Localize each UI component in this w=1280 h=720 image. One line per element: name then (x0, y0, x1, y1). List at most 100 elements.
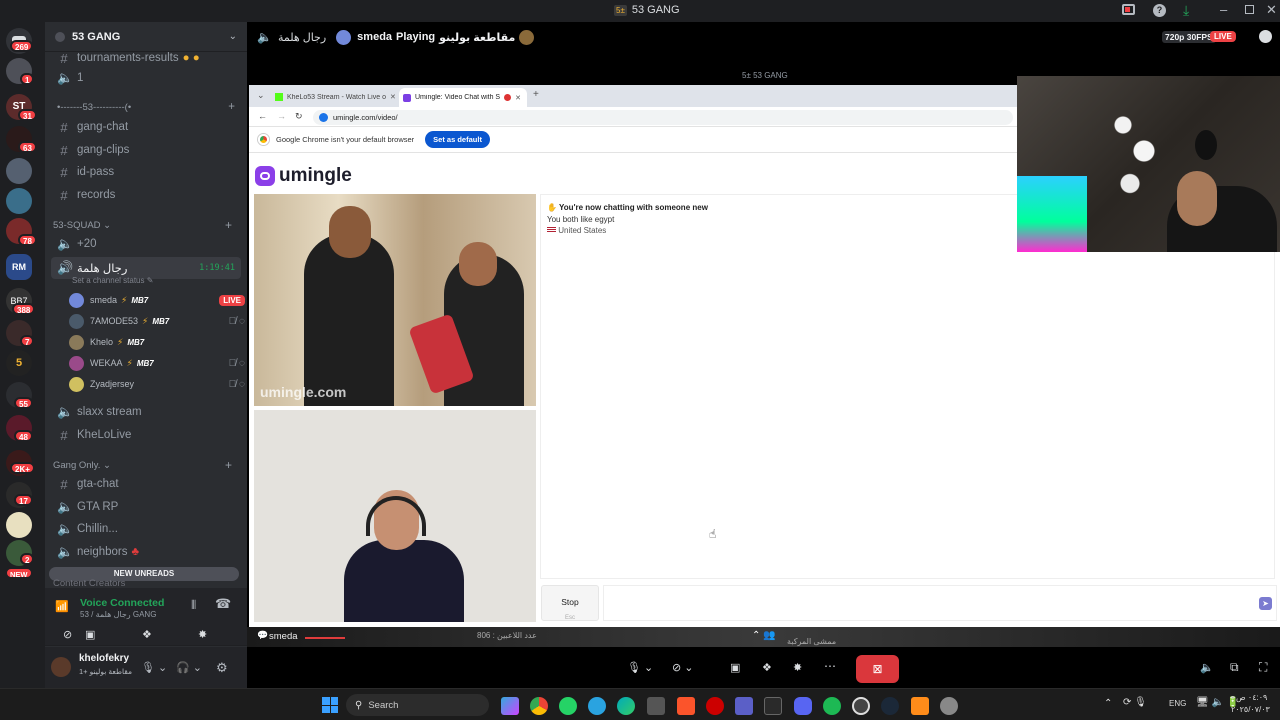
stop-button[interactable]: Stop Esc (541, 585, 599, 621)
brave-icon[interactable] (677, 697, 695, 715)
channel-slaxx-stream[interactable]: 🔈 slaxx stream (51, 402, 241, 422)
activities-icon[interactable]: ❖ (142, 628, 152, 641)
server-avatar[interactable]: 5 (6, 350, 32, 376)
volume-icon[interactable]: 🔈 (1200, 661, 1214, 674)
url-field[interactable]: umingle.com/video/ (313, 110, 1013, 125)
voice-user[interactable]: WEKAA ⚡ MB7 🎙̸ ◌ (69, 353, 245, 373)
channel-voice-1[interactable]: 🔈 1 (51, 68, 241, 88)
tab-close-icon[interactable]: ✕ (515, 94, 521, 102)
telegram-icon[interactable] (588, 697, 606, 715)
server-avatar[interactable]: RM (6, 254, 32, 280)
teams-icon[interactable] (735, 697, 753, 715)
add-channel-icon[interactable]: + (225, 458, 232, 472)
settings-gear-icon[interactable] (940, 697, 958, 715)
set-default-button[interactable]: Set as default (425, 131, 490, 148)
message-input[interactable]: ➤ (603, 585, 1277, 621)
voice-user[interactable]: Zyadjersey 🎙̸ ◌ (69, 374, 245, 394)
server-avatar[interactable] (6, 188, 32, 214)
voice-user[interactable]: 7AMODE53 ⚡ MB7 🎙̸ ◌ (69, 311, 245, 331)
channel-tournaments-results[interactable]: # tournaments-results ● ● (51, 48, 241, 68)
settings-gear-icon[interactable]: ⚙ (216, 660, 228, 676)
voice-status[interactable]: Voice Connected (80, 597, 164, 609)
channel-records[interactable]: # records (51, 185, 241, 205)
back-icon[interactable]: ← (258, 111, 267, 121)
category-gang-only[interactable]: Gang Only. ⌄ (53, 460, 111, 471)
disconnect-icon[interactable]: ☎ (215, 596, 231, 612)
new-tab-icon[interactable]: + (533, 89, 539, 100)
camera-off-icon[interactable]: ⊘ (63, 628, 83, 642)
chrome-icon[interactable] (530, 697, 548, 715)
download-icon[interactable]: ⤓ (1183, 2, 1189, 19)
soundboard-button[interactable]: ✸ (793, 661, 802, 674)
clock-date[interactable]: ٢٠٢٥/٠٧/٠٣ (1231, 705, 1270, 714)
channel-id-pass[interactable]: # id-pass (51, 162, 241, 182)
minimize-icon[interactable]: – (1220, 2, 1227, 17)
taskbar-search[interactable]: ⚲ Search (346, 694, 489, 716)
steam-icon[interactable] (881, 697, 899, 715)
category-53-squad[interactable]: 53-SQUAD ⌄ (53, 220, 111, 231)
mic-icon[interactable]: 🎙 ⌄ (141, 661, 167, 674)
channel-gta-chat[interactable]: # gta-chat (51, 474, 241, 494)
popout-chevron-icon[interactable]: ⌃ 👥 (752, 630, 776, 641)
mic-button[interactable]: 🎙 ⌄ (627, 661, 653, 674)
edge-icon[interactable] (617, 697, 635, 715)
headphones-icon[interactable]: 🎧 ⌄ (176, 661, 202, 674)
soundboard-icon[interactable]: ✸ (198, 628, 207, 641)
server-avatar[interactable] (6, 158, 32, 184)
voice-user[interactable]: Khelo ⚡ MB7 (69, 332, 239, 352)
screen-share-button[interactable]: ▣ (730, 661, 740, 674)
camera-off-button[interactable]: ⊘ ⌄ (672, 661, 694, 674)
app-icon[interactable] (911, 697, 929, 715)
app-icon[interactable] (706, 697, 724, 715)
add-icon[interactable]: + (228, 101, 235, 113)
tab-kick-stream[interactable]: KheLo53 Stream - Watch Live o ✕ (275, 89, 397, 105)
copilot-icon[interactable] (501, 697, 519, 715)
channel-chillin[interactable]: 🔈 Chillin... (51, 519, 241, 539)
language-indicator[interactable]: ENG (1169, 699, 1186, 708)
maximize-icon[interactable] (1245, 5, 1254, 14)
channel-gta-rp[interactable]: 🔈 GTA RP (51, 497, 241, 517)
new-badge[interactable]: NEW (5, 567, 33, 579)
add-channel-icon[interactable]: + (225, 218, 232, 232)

• _GIVEN TASK_: Retype the lines of the data above exactly, starting at the line that contains "stop-button[interactable]: Stop Esc" and ending at the line that contains "settings-gear-icon[interactable]: ⚙ (216, 660, 228, 676)", with both of those lines included.

• _THE REPLY_:
stop-button[interactable]: Stop Esc (541, 585, 599, 621)
brave-icon[interactable] (677, 697, 695, 715)
channel-slaxx-stream[interactable]: 🔈 slaxx stream (51, 402, 241, 422)
activities-icon[interactable]: ❖ (142, 628, 152, 641)
server-avatar[interactable]: 5 (6, 350, 32, 376)
volume-icon[interactable]: 🔈 (1200, 661, 1214, 674)
url-field[interactable]: umingle.com/video/ (313, 110, 1013, 125)
voice-user[interactable]: WEKAA ⚡ MB7 🎙̸ ◌ (69, 353, 245, 373)
channel-voice-1[interactable]: 🔈 1 (51, 68, 241, 88)
tab-close-icon[interactable]: ✕ (515, 94, 521, 102)
telegram-icon[interactable] (588, 697, 606, 715)
server-avatar[interactable]: RM (6, 254, 32, 280)
teams-icon[interactable] (735, 697, 753, 715)
add-channel-icon[interactable]: + (225, 458, 232, 472)
settings-gear-icon[interactable] (940, 697, 958, 715)
set-default-button[interactable]: Set as default (425, 131, 490, 148)
message-input[interactable]: ➤ (603, 585, 1277, 621)
voice-user[interactable]: Zyadjersey 🎙̸ ◌ (69, 374, 245, 394)
server-avatar[interactable] (6, 188, 32, 214)
voice-user[interactable]: 7AMODE53 ⚡ MB7 🎙̸ ◌ (69, 311, 245, 331)
channel-tournaments-results[interactable]: # tournaments-results ● ● (51, 48, 241, 68)
settings-gear-icon[interactable]: ⚙ (216, 660, 228, 676)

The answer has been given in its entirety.